**WORK TO DO**
Go through the material below and copy each line where the word "Enregistrer" appears.
***** EXERCISE INPUT
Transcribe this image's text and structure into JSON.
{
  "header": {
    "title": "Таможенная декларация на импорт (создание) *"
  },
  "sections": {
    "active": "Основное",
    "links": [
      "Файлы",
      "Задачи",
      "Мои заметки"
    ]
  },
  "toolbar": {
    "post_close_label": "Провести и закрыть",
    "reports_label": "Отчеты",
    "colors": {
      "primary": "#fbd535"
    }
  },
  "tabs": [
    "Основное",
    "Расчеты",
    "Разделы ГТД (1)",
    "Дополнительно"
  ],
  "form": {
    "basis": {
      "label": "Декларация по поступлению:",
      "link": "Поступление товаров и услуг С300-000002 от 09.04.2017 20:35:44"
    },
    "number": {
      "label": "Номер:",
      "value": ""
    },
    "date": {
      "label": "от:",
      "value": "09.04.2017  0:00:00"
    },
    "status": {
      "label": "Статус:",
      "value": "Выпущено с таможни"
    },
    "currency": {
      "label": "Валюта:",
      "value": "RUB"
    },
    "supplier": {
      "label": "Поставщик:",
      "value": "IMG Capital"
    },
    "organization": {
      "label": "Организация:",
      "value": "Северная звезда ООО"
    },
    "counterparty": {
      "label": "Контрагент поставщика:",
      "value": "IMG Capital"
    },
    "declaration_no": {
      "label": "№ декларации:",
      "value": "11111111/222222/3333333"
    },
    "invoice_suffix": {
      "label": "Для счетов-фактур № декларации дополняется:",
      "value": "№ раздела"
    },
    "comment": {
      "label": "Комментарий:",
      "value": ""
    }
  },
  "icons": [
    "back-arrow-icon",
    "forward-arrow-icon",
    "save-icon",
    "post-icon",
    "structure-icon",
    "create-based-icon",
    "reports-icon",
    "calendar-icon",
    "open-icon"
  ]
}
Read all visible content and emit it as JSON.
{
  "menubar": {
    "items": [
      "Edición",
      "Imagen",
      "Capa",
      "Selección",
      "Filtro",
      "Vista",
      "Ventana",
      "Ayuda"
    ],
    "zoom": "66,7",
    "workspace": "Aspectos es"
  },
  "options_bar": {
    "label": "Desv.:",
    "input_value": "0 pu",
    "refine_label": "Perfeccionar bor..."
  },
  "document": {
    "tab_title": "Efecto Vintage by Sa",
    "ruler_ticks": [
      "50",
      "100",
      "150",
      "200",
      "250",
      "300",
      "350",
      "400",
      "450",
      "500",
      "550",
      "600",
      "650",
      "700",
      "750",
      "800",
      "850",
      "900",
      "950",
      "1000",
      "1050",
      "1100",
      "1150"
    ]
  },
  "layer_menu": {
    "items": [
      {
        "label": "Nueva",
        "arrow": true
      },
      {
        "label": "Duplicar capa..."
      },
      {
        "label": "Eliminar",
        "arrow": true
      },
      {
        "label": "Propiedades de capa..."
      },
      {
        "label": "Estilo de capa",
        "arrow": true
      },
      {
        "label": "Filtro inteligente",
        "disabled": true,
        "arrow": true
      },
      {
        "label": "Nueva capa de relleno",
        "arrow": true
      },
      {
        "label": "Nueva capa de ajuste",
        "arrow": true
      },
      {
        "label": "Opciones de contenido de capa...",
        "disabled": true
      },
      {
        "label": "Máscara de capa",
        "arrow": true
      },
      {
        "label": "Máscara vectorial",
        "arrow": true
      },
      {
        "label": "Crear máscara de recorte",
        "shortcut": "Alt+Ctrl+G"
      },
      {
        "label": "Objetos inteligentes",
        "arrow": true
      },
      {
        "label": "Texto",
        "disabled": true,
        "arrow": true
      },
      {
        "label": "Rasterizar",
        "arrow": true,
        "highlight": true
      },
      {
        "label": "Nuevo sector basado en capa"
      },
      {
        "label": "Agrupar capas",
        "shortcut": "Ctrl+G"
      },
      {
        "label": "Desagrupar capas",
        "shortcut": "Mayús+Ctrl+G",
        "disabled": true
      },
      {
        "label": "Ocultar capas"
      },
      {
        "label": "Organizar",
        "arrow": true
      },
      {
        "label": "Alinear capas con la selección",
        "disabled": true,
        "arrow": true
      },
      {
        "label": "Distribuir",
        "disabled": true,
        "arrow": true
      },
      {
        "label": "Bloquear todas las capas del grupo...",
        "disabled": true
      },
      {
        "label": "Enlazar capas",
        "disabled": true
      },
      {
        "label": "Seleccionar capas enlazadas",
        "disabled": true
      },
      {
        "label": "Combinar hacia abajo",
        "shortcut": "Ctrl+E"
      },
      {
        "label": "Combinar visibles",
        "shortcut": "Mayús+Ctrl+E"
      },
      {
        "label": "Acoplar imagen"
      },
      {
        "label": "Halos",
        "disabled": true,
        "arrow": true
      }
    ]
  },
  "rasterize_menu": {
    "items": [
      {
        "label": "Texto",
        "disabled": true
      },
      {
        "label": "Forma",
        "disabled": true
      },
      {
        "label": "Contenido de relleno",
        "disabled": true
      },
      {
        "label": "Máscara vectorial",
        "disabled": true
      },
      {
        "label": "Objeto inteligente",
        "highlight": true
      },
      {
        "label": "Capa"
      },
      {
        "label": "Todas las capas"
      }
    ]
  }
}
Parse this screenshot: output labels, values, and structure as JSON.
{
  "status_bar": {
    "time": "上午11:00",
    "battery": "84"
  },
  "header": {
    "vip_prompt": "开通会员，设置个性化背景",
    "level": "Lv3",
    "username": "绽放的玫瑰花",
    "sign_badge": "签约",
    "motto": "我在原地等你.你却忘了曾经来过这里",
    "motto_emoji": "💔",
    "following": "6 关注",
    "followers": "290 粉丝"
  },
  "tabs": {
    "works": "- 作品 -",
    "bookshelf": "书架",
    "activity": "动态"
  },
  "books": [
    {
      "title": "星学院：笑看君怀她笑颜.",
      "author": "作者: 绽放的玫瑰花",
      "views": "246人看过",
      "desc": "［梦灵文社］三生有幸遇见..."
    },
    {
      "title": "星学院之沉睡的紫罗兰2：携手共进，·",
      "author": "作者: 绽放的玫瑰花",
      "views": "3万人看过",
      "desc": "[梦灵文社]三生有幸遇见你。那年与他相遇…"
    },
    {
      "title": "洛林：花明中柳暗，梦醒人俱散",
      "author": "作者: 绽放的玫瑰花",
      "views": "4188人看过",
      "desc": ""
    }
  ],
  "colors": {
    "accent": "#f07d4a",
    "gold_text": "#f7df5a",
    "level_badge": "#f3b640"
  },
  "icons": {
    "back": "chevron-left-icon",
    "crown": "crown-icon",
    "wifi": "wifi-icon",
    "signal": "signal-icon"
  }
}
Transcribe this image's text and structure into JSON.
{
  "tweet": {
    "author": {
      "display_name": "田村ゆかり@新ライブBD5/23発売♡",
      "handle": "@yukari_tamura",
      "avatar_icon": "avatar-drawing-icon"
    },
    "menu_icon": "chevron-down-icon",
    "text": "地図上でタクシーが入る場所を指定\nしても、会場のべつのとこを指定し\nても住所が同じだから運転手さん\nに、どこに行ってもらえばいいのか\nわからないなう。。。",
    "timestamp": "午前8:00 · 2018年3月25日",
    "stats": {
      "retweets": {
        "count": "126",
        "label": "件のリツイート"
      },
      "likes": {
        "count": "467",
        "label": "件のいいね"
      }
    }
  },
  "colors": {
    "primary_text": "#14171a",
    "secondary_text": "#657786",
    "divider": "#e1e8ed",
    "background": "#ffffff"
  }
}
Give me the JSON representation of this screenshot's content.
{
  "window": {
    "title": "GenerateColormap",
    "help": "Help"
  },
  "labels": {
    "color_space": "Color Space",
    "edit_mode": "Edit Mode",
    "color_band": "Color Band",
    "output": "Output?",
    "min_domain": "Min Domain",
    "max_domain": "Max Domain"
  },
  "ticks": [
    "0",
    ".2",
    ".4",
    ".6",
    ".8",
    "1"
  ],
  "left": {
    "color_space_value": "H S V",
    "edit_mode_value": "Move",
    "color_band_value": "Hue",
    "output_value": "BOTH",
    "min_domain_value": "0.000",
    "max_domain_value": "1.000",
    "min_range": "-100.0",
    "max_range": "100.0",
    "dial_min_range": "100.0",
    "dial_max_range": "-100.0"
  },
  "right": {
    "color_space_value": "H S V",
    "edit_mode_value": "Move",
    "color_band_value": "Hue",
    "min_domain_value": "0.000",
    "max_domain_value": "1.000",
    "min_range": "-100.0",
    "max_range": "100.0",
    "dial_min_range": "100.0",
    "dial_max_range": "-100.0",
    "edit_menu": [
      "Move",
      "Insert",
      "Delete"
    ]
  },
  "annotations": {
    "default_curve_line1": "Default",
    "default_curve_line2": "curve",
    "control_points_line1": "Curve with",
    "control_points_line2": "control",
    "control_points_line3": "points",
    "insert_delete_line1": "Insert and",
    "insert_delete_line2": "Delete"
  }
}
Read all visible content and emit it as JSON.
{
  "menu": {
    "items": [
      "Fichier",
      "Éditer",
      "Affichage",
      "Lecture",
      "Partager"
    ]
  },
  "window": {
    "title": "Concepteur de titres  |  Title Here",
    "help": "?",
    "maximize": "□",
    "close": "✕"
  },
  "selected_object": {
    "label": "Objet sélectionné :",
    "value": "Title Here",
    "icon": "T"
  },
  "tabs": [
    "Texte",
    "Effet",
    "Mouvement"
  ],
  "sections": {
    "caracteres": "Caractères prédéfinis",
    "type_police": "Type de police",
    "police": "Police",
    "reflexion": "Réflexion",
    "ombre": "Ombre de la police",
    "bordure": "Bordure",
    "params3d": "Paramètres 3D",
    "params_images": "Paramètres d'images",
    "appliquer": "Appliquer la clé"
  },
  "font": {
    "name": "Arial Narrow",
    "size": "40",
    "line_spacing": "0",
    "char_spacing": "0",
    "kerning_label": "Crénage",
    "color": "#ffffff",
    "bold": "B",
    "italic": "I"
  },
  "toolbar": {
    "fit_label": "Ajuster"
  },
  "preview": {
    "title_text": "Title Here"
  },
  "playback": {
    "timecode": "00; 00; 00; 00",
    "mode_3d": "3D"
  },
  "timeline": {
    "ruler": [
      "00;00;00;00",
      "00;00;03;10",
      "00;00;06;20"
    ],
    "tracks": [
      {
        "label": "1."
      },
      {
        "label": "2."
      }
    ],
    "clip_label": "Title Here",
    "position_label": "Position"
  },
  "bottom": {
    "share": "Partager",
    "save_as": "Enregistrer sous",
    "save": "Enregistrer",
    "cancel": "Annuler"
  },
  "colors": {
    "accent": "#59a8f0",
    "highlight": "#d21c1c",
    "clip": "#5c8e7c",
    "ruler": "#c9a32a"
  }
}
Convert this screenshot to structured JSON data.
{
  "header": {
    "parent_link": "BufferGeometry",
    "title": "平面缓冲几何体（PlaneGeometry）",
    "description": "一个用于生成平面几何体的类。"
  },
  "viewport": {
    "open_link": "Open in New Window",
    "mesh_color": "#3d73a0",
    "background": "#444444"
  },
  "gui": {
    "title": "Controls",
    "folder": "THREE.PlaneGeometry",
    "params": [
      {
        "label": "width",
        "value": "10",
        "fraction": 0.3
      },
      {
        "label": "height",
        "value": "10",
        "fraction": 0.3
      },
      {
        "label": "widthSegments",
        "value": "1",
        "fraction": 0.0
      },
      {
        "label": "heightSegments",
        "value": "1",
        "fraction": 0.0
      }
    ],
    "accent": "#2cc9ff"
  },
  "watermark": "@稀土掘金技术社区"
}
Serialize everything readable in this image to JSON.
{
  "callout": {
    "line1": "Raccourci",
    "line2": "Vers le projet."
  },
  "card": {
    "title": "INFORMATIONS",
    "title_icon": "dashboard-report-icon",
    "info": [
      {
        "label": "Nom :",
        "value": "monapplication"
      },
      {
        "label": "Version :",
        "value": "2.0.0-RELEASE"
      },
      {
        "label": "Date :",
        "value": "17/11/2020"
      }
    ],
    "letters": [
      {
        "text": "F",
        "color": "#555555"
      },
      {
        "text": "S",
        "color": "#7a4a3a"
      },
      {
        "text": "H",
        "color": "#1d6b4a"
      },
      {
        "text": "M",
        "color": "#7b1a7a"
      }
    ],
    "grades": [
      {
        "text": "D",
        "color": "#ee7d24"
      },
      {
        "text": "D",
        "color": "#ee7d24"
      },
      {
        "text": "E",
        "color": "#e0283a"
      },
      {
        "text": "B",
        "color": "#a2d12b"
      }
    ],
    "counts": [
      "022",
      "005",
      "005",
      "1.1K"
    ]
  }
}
**********
**COMPLETE ANSWER**
    "save_as": "Enregistrer sous",
    "save": "Enregistrer",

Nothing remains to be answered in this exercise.